━━━━━ Provided entries ━━━━━

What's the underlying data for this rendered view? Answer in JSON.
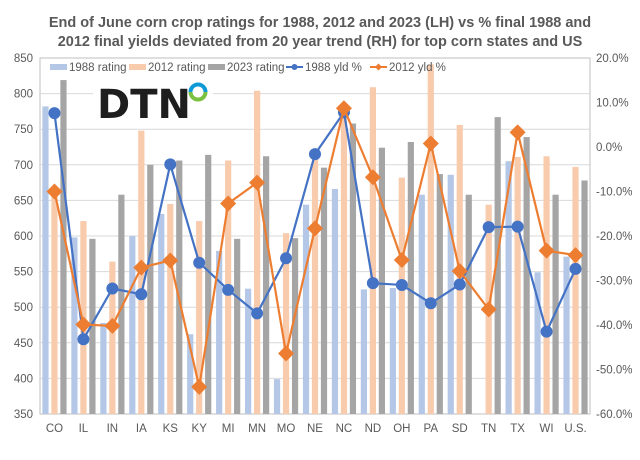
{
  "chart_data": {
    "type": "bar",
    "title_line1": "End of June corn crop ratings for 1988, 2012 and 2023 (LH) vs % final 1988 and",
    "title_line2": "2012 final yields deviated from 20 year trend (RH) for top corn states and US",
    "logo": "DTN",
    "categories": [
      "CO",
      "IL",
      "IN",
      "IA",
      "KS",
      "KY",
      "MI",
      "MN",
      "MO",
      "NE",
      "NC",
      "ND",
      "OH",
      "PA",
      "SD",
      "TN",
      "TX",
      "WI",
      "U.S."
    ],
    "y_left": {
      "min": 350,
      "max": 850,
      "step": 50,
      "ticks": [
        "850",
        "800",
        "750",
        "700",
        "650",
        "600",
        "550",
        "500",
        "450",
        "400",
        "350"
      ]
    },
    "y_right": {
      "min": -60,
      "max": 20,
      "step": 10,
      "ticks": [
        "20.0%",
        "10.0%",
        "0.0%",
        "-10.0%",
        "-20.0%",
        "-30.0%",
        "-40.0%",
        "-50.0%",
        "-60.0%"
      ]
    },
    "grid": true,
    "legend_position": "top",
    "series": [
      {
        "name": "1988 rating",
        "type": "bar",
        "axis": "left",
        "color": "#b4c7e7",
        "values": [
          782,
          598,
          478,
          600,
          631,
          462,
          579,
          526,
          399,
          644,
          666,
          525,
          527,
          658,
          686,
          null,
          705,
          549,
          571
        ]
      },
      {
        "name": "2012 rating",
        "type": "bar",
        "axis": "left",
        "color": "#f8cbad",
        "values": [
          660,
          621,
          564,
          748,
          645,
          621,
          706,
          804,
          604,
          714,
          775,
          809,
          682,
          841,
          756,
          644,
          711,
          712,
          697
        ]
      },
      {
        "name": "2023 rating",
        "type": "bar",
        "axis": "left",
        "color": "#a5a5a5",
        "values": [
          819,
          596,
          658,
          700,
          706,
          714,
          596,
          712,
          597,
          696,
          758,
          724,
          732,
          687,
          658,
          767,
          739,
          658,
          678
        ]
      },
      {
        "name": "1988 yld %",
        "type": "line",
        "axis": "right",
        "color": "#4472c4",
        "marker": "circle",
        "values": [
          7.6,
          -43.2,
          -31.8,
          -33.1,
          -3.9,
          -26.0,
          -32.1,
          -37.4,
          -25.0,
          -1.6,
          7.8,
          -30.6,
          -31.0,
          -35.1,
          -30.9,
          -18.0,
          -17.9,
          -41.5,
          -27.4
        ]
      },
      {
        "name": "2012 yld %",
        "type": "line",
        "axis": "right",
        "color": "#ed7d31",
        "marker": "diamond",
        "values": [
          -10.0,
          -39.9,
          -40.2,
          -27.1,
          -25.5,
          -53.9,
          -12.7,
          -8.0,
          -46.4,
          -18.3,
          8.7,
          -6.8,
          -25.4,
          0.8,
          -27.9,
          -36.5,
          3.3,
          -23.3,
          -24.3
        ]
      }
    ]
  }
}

━━━━━
━━━━━ Provided entries ━━━━━

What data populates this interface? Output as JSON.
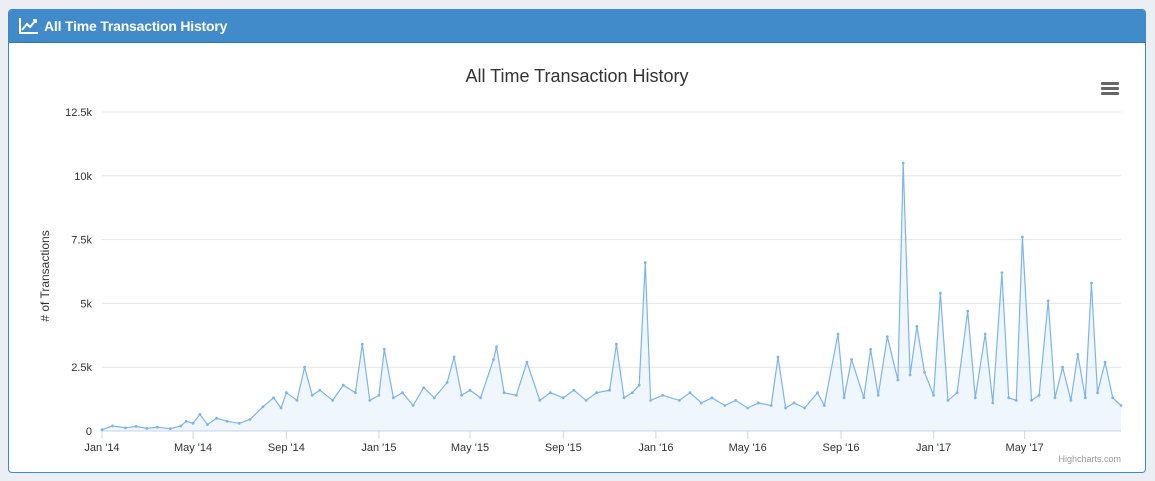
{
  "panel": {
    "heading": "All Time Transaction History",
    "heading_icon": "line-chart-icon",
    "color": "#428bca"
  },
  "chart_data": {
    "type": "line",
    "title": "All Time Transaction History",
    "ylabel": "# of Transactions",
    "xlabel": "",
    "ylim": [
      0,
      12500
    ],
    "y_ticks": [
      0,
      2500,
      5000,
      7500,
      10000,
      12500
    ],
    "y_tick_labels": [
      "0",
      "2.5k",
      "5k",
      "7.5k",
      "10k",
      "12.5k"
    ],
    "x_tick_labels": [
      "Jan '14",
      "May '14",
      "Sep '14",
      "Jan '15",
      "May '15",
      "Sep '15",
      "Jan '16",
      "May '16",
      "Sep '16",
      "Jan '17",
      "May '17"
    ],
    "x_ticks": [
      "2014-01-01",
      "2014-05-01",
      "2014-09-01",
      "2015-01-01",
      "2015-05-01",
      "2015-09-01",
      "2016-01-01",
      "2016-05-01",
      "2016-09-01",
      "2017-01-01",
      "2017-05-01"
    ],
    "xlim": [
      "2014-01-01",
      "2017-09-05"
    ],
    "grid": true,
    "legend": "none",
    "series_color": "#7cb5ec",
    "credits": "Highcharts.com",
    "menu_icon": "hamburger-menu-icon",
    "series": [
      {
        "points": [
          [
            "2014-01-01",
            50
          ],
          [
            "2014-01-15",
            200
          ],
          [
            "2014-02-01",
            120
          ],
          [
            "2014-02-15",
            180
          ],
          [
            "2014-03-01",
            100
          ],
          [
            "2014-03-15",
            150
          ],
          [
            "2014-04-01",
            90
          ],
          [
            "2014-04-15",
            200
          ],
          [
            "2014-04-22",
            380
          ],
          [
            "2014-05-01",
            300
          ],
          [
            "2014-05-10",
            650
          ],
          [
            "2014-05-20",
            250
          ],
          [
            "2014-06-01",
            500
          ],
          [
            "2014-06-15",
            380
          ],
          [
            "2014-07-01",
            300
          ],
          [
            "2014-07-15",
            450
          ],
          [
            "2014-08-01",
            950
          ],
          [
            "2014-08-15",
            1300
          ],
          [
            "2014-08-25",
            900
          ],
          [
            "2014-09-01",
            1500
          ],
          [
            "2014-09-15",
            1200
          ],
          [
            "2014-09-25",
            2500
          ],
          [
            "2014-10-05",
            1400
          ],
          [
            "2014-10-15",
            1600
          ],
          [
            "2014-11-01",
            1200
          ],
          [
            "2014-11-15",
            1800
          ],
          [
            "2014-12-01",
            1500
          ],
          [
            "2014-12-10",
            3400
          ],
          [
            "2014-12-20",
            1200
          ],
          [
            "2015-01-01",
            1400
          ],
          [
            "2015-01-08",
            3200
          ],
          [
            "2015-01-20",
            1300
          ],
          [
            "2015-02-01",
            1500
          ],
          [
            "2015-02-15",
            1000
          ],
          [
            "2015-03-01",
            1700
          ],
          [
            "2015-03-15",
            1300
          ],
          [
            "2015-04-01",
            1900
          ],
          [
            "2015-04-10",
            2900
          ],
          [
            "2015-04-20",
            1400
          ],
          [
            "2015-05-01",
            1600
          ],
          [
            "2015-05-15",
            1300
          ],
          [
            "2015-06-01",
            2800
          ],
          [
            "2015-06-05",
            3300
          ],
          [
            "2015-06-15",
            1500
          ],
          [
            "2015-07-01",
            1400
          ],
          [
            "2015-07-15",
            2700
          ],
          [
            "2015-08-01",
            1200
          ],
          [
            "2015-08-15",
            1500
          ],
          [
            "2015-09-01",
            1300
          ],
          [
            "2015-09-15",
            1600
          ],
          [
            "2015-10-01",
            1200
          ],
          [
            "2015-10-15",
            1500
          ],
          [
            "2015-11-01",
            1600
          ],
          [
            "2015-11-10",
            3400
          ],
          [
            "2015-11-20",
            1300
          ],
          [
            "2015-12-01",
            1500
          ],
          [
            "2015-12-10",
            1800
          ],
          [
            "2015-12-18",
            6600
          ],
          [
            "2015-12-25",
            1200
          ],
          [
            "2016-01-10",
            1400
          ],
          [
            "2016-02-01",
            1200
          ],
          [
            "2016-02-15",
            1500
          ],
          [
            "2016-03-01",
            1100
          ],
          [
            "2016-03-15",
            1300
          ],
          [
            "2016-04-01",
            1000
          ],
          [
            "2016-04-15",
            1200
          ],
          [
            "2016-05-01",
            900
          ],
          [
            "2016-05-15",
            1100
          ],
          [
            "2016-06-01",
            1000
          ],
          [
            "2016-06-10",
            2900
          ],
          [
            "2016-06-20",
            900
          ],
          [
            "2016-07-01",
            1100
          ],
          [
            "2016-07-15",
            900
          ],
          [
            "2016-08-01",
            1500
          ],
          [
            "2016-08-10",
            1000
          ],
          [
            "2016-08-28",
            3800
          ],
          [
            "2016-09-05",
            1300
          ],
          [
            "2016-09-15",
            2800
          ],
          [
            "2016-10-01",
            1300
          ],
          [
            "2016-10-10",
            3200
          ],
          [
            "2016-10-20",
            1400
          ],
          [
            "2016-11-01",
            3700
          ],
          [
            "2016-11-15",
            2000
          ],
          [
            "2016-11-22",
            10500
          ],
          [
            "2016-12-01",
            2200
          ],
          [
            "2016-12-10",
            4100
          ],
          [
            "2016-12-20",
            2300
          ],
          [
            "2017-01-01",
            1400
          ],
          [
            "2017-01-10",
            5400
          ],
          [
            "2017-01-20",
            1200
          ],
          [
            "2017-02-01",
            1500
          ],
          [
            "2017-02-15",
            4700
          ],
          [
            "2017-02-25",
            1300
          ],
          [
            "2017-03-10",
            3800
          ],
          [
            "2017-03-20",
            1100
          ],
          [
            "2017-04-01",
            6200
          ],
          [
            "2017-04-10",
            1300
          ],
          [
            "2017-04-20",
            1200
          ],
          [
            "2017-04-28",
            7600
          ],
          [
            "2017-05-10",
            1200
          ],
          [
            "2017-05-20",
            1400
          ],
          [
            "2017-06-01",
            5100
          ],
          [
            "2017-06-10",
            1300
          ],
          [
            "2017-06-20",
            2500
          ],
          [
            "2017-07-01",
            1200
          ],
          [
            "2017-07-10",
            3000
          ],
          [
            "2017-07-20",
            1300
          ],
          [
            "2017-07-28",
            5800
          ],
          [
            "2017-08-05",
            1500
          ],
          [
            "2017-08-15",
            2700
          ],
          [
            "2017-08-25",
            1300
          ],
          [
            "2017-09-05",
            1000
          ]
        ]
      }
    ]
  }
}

━━━━━

- _Work to complete_: Select and copy each line from the data that includes the word "this".

- _Solution to the problem_:
What's the underlying data for this rendered view? Answer in JSON.
What data populates this interface? Output as JSON.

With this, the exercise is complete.